SHORT TASK
From the material below, list every line containing "خدمت".

[RECORDS PROVIDED start]

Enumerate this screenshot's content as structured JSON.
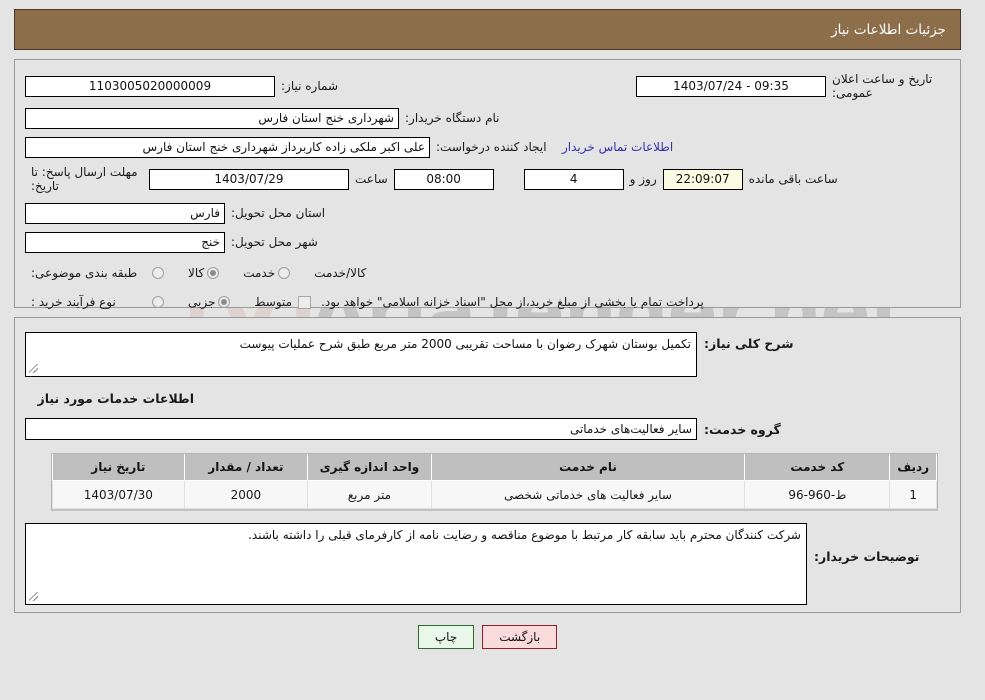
{
  "header": {
    "title": "جزئیات اطلاعات نیاز",
    "bg_color": "#8d6e4b"
  },
  "watermark": {
    "text": "AriaTender.net"
  },
  "form": {
    "need_number": {
      "label": "شماره نیاز:",
      "value": "1103005020000009"
    },
    "public_announce": {
      "label": "تاریخ و ساعت اعلان عمومی:",
      "value": "09:35 - 1403/07/24"
    },
    "buyer_org": {
      "label": "نام دستگاه خریدار:",
      "value": "شهرداری خنج استان فارس"
    },
    "creator": {
      "label": "ایجاد کننده درخواست:",
      "value": "علی اکبر ملکی زاده کاربرداز شهرداری خنج استان فارس"
    },
    "contact_link": {
      "label": "اطلاعات تماس خریدار",
      "color": "#3a2fb0"
    },
    "deadline": {
      "label": "مهلت ارسال پاسخ: تا تاریخ:",
      "date": "1403/07/29",
      "time_label": "ساعت",
      "time": "08:00",
      "days": "4",
      "days_label": "روز و",
      "remaining": "22:09:07",
      "remaining_label": "ساعت باقی مانده",
      "remaining_bg": "#fbfbe4"
    },
    "province": {
      "label": "استان محل تحویل:",
      "value": "فارس"
    },
    "city": {
      "label": "شهر محل تحویل:",
      "value": "خنج"
    },
    "category": {
      "label": "طبقه بندی موضوعی:",
      "options": [
        {
          "label": "کالا",
          "selected": false
        },
        {
          "label": "خدمت",
          "selected": true
        },
        {
          "label": "کالا/خدمت",
          "selected": false
        }
      ]
    },
    "process_type": {
      "label": "نوع فرآیند خرید :",
      "options": [
        {
          "label": "جزیی",
          "selected": false
        },
        {
          "label": "متوسط",
          "selected": true
        }
      ],
      "treasury_checkbox": {
        "checked": false,
        "note": "پرداخت تمام یا بخشی از مبلغ خرید،از محل \"اسناد خزانه اسلامی\" خواهد بود."
      }
    }
  },
  "need_description": {
    "label": "شرح کلی نیاز:",
    "value": "تکمیل بوستان شهرک رضوان با مساحت تقریبی 2000 متر مربع طبق شرح عملیات پیوست"
  },
  "services_section": {
    "title": "اطلاعات خدمات مورد نیاز",
    "service_group": {
      "label": "گروه خدمت:",
      "value": "سایر فعالیت‌های خدماتی"
    }
  },
  "table": {
    "columns": [
      "ردیف",
      "کد خدمت",
      "نام خدمت",
      "واحد اندازه گیری",
      "تعداد / مقدار",
      "تاریخ نیاز"
    ],
    "rows": [
      {
        "radif": "1",
        "code": "ط-960-96",
        "name": "سایر فعالیت های خدماتی شخصی",
        "unit": "متر مربع",
        "qty": "2000",
        "date": "1403/07/30"
      }
    ]
  },
  "buyer_notes": {
    "label": "توضیحات خریدار:",
    "value": "شرکت کنندگان محترم باید سابقه کار مرتبط با موضوع مناقصه و رضایت نامه از کارفرمای قبلی را داشته باشند."
  },
  "buttons": {
    "print": {
      "label": "چاپ",
      "bg": "#e9f7e9"
    },
    "back": {
      "label": "بازگشت",
      "bg": "#fadbdb"
    }
  }
}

[RECORDS PROVIDED end]

PROBLEM SOLUTION
          "label": "خدمت",
          "label": "کالا/خدمت",
      "label": "گروه خدمت:",
      "کد خدمت",
      "نام خدمت",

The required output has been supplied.